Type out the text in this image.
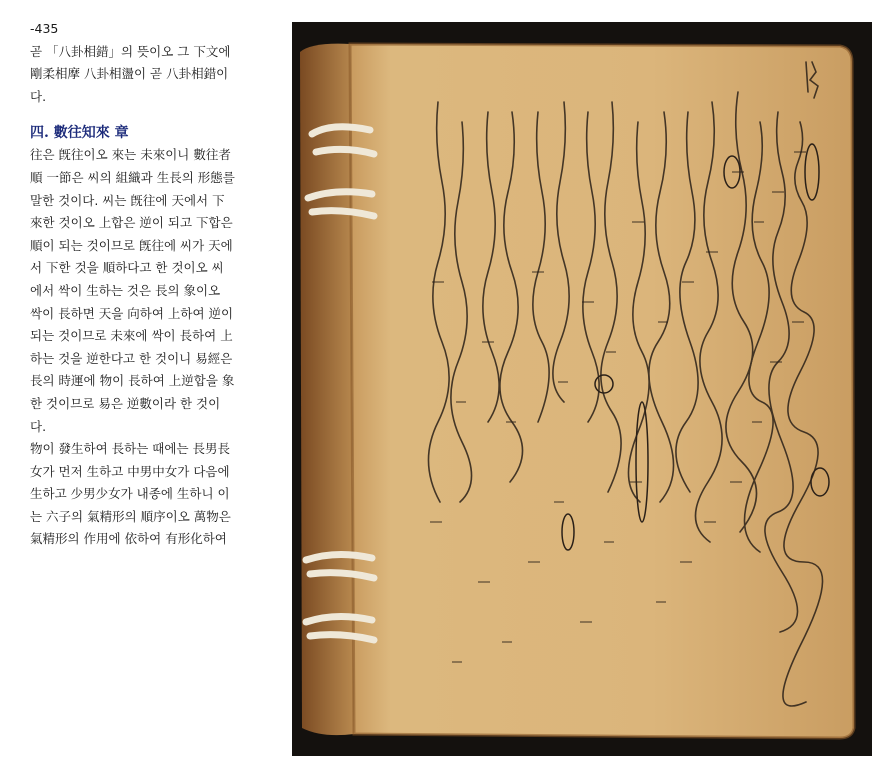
-435

곧 「八卦相錯」의 뜻이오 그 下文에
剛柔相摩 八卦相盪이 곧 八卦相錯이
다.

四. 數往知來 章

往은 旣往이오 來는 未來이니 數往者
順 一節은 씨의 組織과 生長의 形態를
말한 것이다. 씨는 旣往에 天에서 下
來한 것이오 上합은 逆이 되고 下합은
順이 되는 것이므로 旣往에 씨가 天에
서 下한 것을 順하다고 한 것이오 씨
에서 싹이 生하는 것은 長의 象이오
싹이 長하면 天을 向하여 上하여 逆이
되는 것이므로 未來에 싹이 長하여 上
하는 것을 逆한다고 한 것이니 易經은
長의 時運에 物이 長하여 上逆합을 象
한 것이므로 易은 逆數이라 한 것이
다.

物이 發生하여 長하는 때에는 長男長
女가 먼저 生하고 中男中女가 다음에
生하고 少男少女가 내종에 生하니 이
는 六子의 氣精形의 順序이오 萬物은
氣精形의 作用에 依하여 有形化하여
=-=-=-=-=
Set problem
Keep every word of the data as it is when you write it out, but drop the pictures.

Result of the exercise
Type out the text in this image.
-435

곧 「八卦相錯」의 뜻이오 그 下文에
剛柔相摩 八卦相盪이 곧 八卦相錯이
다.

四. 數往知來 章

往은 旣往이오 來는 未來이니 數往者
順 一節은 씨의 組織과 生長의 形態를
말한 것이다. 씨는 旣往에 天에서 下
來한 것이오 上합은 逆이 되고 下합은
順이 되는 것이므로 旣往에 씨가 天에
서 下한 것을 順하다고 한 것이오 씨
에서 싹이 生하는 것은 長의 象이오
싹이 長하면 天을 向하여 上하여 逆이
되는 것이므로 未來에 싹이 長하여 上
하는 것을 逆한다고 한 것이니 易經은
長의 時運에 物이 長하여 上逆합을 象
한 것이므로 易은 逆數이라 한 것이
다.

物이 發生하여 長하는 때에는 長男長
女가 먼저 生하고 中男中女가 다음에
生하고 少男少女가 내종에 生하니 이
는 六子의 氣精形의 順序이오 萬物은
氣精形의 作用에 依하여 有形化하여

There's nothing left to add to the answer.